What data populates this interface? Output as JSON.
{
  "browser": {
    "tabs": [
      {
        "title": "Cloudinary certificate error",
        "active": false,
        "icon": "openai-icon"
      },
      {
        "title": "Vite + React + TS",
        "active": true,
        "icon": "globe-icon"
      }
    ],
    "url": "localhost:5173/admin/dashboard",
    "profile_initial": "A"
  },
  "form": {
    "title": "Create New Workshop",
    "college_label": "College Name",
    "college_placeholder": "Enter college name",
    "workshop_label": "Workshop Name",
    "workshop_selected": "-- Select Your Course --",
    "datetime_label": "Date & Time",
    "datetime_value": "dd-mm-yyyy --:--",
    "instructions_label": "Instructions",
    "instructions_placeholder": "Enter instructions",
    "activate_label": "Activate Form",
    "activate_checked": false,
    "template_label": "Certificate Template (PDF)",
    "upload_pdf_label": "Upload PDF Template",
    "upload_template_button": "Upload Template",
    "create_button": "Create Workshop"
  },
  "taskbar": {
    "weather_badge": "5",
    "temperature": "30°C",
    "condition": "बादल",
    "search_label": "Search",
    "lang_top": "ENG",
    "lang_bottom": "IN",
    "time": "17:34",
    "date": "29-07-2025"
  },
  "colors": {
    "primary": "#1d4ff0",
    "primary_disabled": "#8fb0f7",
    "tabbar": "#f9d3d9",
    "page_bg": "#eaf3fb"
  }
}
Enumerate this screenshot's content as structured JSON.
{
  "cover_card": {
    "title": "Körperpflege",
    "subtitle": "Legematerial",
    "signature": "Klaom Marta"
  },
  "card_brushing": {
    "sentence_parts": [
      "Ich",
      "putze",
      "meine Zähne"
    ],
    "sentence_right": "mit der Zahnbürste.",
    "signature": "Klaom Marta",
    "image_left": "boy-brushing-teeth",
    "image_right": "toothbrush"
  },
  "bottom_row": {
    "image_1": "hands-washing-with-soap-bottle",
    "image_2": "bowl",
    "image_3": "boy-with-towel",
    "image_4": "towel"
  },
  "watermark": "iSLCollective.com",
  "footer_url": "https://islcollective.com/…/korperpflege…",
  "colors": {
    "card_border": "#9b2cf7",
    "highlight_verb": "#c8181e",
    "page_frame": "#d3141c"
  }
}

================

Required task:
Output the lines above verbatim and in full.

The completed task:
What data populates this interface? Output as JSON.
{
  "browser": {
    "tabs": [
      {
        "title": "Cloudinary certificate error",
        "active": false,
        "icon": "openai-icon"
      },
      {
        "title": "Vite + React + TS",
        "active": true,
        "icon": "globe-icon"
      }
    ],
    "url": "localhost:5173/admin/dashboard",
    "profile_initial": "A"
  },
  "form": {
    "title": "Create New Workshop",
    "college_label": "College Name",
    "college_placeholder": "Enter college name",
    "workshop_label": "Workshop Name",
    "workshop_selected": "-- Select Your Course --",
    "datetime_label": "Date & Time",
    "datetime_value": "dd-mm-yyyy --:--",
    "instructions_label": "Instructions",
    "instructions_placeholder": "Enter instructions",
    "activate_label": "Activate Form",
    "activate_checked": false,
    "template_label": "Certificate Template (PDF)",
    "upload_pdf_label": "Upload PDF Template",
    "upload_template_button": "Upload Template",
    "create_button": "Create Workshop"
  },
  "taskbar": {
    "weather_badge": "5",
    "temperature": "30°C",
    "condition": "बादल",
    "search_label": "Search",
    "lang_top": "ENG",
    "lang_bottom": "IN",
    "time": "17:34",
    "date": "29-07-2025"
  },
  "colors": {
    "primary": "#1d4ff0",
    "primary_disabled": "#8fb0f7",
    "tabbar": "#f9d3d9",
    "page_bg": "#eaf3fb"
  }
}
Enumerate this screenshot's content as structured JSON.
{
  "cover_card": {
    "title": "Körperpflege",
    "subtitle": "Legematerial",
    "signature": "Klaom Marta"
  },
  "card_brushing": {
    "sentence_parts": [
      "Ich",
      "putze",
      "meine Zähne"
    ],
    "sentence_right": "mit der Zahnbürste.",
    "signature": "Klaom Marta",
    "image_left": "boy-brushing-teeth",
    "image_right": "toothbrush"
  },
  "bottom_row": {
    "image_1": "hands-washing-with-soap-bottle",
    "image_2": "bowl",
    "image_3": "boy-with-towel",
    "image_4": "towel"
  },
  "watermark": "iSLCollective.com",
  "footer_url": "https://islcollective.com/…/korperpflege…",
  "colors": {
    "card_border": "#9b2cf7",
    "highlight_verb": "#c8181e",
    "page_frame": "#d3141c"
  }
}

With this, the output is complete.